§ Written problem
Copy each line of the entries that contains the word "real".

──────── Exercise data ────────

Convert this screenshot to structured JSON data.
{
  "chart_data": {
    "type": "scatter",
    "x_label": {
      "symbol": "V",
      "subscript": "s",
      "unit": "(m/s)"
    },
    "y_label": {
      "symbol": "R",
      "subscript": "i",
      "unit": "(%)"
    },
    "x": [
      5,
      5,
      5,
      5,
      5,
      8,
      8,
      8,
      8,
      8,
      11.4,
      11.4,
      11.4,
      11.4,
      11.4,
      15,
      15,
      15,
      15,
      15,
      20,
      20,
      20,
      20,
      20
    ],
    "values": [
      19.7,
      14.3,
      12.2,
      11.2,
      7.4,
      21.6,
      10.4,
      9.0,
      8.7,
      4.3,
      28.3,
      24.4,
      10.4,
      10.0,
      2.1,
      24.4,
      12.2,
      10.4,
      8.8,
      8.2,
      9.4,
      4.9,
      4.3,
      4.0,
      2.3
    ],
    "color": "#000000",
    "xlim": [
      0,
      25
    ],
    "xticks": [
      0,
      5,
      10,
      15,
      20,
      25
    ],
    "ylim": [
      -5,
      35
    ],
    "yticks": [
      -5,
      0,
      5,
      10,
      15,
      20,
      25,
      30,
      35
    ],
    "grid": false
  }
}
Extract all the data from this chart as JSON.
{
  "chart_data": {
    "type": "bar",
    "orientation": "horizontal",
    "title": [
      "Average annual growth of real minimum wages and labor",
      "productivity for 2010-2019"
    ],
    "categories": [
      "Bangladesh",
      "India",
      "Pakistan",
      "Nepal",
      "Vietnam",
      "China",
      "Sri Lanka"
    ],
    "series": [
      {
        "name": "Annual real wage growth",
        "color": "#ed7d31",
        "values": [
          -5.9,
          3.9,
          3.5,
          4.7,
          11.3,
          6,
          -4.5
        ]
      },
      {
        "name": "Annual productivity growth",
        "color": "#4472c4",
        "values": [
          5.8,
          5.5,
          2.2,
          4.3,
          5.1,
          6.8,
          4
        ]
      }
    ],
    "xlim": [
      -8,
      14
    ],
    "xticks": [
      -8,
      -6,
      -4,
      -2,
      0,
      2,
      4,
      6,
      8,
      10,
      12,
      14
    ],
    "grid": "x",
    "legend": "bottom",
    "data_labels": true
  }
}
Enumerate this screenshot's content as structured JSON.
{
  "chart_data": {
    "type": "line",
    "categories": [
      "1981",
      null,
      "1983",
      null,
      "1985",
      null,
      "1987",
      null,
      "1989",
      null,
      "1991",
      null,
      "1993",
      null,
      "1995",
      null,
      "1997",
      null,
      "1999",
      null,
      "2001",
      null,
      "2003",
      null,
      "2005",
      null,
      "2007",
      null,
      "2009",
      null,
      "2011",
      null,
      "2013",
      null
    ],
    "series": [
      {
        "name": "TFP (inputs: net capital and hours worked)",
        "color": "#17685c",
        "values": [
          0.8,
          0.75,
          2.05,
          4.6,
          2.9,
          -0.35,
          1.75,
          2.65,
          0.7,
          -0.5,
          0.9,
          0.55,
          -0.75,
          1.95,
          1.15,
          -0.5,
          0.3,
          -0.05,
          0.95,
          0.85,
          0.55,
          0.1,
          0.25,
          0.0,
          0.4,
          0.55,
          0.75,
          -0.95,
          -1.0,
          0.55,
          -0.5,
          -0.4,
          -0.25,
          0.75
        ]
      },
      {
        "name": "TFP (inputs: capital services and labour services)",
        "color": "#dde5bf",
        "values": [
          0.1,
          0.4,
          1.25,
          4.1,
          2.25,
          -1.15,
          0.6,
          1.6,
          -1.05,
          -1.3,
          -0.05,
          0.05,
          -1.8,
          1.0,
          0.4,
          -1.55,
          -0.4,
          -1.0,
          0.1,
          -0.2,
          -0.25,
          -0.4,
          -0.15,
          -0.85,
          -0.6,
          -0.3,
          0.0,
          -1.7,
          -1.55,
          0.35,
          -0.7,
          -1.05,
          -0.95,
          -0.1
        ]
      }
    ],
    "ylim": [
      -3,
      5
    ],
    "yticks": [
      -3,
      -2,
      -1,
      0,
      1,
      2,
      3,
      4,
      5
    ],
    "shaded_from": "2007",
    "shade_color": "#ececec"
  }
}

────────
──────── Exercise data ────────

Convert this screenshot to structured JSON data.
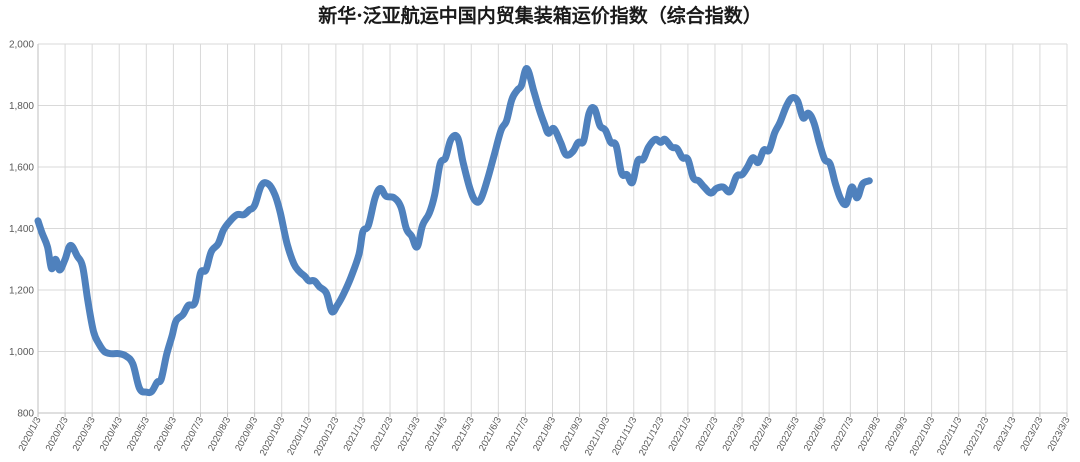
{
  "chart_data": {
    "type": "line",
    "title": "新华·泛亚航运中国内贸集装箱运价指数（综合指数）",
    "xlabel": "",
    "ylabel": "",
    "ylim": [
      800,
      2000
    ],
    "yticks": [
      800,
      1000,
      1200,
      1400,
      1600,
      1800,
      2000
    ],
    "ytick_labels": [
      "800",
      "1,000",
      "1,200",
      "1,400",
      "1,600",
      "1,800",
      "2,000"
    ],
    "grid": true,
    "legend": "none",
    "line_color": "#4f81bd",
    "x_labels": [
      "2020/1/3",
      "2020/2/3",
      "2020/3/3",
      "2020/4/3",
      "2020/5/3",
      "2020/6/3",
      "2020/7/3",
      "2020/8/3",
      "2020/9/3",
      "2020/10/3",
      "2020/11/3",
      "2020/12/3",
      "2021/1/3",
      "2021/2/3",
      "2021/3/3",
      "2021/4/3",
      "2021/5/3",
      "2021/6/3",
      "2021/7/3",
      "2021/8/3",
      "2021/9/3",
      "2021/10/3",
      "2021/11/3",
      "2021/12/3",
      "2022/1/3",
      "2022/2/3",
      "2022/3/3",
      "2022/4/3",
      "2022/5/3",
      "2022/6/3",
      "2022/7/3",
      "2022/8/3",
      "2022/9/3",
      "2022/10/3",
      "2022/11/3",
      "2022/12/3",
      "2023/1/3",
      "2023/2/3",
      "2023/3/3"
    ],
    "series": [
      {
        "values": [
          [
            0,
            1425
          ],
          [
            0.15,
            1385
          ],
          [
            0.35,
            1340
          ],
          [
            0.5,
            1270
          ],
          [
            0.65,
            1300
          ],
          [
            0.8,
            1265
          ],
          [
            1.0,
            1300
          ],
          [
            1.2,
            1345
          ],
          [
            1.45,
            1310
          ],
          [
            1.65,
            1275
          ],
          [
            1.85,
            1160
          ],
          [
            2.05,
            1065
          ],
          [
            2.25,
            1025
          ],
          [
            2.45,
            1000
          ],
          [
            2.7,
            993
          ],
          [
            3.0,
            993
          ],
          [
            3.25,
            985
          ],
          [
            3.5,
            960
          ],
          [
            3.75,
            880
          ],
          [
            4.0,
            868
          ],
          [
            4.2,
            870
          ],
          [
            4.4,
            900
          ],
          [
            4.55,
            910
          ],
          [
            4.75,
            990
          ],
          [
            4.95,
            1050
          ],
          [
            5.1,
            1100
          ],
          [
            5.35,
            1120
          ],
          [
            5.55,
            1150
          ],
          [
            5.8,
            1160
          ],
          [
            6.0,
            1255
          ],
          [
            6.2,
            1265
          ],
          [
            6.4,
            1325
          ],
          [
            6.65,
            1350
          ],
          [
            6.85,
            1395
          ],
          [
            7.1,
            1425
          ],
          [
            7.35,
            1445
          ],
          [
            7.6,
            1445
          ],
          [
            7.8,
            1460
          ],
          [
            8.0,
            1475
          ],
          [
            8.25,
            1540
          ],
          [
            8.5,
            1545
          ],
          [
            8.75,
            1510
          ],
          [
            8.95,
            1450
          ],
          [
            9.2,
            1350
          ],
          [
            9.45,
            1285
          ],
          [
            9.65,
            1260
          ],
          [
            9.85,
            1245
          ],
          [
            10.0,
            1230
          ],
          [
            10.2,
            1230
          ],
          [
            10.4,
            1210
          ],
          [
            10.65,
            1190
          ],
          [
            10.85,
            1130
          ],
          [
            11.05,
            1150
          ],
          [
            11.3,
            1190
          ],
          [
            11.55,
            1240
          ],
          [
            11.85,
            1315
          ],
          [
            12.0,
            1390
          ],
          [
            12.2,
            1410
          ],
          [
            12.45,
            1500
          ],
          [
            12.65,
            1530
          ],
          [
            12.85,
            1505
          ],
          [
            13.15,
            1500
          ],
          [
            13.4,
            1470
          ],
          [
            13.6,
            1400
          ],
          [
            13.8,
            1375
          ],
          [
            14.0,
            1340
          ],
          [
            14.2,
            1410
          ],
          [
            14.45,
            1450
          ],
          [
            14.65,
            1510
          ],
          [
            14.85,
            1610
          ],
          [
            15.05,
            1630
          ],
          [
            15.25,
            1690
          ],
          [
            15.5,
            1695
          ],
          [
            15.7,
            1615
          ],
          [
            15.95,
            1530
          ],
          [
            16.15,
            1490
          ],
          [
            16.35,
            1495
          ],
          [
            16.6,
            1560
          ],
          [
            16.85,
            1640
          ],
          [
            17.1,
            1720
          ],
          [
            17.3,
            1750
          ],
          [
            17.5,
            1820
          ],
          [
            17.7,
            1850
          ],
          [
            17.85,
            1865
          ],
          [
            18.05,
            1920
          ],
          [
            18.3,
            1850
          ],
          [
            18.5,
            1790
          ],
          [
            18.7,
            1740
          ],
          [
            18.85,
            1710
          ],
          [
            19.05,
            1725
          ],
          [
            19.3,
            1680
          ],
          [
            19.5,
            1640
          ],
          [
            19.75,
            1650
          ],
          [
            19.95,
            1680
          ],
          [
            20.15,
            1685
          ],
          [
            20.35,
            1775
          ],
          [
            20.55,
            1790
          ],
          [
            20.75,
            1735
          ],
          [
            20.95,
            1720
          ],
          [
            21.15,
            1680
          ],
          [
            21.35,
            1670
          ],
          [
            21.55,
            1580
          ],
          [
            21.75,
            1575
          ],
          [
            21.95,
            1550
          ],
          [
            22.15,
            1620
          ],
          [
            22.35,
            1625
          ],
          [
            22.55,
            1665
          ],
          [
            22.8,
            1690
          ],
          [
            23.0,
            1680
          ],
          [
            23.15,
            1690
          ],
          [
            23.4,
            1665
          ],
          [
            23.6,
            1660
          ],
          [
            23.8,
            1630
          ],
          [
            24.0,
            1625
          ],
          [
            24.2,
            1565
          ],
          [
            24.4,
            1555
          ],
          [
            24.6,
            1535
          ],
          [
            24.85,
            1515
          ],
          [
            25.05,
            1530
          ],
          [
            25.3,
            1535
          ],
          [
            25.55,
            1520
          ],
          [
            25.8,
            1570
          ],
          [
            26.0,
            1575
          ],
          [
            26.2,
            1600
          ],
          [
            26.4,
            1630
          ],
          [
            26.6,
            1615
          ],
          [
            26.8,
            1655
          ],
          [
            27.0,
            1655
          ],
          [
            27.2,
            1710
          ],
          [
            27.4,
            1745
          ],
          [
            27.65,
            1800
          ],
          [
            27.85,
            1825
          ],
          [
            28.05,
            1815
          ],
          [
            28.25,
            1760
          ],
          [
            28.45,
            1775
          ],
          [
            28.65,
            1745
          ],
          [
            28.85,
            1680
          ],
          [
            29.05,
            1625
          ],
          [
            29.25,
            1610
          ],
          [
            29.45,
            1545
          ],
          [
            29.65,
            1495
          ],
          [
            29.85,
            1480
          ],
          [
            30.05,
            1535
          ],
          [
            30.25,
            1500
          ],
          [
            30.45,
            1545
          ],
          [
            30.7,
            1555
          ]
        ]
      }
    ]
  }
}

────────
──────── Exercise data ────────

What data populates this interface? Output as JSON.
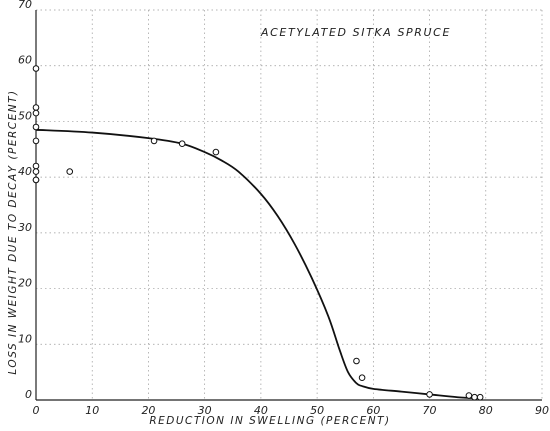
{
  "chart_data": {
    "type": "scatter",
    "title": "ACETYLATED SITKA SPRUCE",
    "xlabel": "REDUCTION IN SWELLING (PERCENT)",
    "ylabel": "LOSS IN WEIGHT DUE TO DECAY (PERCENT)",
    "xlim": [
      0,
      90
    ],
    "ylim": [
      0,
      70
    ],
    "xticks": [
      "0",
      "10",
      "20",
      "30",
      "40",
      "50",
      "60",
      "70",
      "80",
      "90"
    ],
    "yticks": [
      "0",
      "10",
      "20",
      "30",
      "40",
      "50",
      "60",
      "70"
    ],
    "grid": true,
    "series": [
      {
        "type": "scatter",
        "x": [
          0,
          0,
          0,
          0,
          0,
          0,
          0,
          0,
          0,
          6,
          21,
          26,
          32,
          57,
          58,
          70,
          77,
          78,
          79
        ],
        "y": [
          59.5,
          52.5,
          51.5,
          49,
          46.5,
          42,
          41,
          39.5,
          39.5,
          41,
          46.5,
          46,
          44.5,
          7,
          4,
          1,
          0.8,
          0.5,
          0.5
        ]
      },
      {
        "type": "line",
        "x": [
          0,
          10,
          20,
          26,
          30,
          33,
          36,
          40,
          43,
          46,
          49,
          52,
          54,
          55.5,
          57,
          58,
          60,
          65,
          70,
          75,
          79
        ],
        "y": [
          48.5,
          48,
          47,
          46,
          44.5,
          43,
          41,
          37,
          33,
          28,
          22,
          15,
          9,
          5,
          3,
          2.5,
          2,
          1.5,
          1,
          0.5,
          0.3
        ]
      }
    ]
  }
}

────────

§ Result of the exercise
      "Average annual growth of real minimum wages and labor",
        "name": "Annual real wage growth",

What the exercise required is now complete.